_Aim of the exercise:_ Filter the data below for the string "Правительства" and copy each matching line.

Saved data entries
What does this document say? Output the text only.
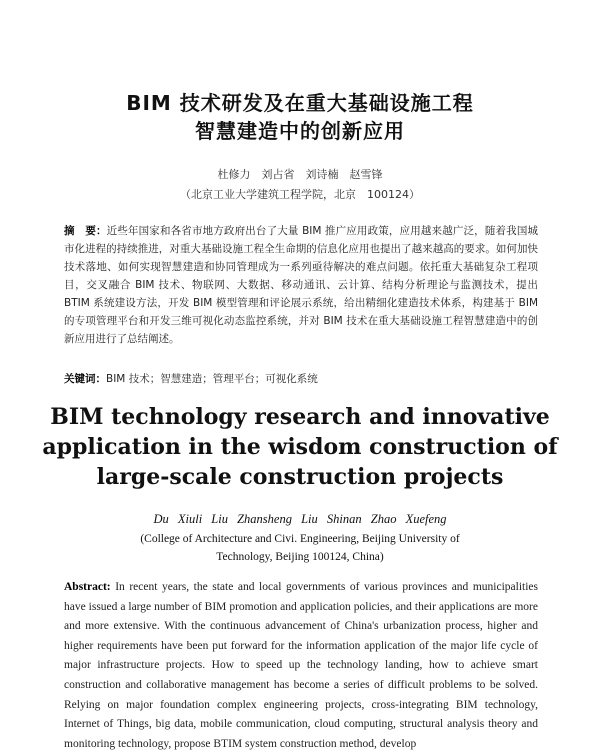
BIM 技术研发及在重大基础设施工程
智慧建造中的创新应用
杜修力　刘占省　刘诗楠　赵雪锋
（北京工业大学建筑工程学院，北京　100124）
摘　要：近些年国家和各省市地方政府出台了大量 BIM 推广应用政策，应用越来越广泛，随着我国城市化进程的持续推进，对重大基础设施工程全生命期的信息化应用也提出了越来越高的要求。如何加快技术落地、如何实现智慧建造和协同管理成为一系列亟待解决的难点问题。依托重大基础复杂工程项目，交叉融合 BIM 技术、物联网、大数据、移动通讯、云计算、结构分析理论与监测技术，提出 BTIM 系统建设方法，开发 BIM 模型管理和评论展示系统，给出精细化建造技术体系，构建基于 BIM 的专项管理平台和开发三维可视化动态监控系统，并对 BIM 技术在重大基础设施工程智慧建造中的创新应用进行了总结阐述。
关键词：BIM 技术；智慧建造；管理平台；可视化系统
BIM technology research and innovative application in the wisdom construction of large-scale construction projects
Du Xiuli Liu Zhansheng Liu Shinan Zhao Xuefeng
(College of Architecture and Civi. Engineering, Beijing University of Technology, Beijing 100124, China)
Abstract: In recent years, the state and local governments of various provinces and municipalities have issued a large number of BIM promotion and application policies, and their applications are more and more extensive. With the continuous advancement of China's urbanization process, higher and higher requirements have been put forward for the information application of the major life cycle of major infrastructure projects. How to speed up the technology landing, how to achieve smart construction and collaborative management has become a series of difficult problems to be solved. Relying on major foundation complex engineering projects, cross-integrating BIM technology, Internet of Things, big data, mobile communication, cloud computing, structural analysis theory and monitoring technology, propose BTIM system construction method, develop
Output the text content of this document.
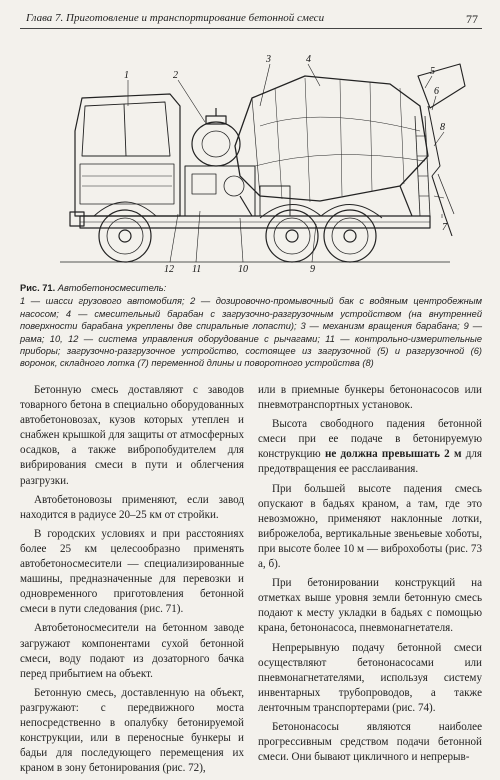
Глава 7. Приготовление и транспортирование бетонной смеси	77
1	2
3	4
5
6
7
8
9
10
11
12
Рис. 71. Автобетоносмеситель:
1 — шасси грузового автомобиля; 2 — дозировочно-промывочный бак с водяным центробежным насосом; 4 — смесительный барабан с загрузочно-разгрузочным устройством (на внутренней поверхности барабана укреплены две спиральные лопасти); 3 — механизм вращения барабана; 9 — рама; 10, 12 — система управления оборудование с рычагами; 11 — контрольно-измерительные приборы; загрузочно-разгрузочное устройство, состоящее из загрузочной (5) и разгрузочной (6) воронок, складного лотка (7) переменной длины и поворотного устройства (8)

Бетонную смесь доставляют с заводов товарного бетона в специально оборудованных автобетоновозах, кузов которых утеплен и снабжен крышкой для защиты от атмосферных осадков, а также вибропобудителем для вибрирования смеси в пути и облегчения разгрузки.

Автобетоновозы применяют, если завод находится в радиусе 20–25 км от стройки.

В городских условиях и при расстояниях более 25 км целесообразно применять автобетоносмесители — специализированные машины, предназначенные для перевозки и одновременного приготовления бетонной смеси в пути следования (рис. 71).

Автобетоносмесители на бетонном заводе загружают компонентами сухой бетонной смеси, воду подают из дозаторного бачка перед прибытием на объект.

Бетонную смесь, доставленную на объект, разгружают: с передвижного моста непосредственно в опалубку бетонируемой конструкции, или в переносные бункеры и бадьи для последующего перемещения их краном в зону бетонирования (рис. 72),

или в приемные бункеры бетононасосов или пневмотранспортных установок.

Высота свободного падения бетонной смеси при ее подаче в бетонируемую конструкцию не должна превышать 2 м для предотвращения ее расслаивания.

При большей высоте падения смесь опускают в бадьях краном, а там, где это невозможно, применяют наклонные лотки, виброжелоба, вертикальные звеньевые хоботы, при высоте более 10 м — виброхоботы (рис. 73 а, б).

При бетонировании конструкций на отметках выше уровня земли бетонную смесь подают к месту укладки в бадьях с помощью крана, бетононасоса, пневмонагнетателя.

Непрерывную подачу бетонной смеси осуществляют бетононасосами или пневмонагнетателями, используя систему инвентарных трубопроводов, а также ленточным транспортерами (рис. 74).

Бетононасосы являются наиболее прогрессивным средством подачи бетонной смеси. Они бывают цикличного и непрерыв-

* * *

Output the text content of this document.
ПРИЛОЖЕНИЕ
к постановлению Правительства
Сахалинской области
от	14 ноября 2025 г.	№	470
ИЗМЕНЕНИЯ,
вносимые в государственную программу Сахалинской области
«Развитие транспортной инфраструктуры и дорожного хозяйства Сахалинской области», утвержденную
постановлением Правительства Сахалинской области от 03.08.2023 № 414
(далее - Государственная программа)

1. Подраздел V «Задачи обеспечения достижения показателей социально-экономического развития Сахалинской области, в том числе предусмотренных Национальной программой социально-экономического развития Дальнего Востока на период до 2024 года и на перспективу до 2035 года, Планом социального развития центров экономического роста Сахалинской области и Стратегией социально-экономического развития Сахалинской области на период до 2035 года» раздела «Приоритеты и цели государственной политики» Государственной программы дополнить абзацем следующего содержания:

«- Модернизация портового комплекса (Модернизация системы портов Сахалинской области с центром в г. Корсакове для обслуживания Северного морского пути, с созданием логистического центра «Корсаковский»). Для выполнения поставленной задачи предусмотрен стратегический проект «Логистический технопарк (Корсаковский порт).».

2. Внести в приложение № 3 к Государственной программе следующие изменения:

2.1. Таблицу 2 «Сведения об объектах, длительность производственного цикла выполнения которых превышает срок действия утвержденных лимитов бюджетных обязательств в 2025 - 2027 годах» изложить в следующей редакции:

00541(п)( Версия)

_Task response:_
к постановлению Правительства
постановлением Правительства Сахалинской области от 03.08.2023 № 414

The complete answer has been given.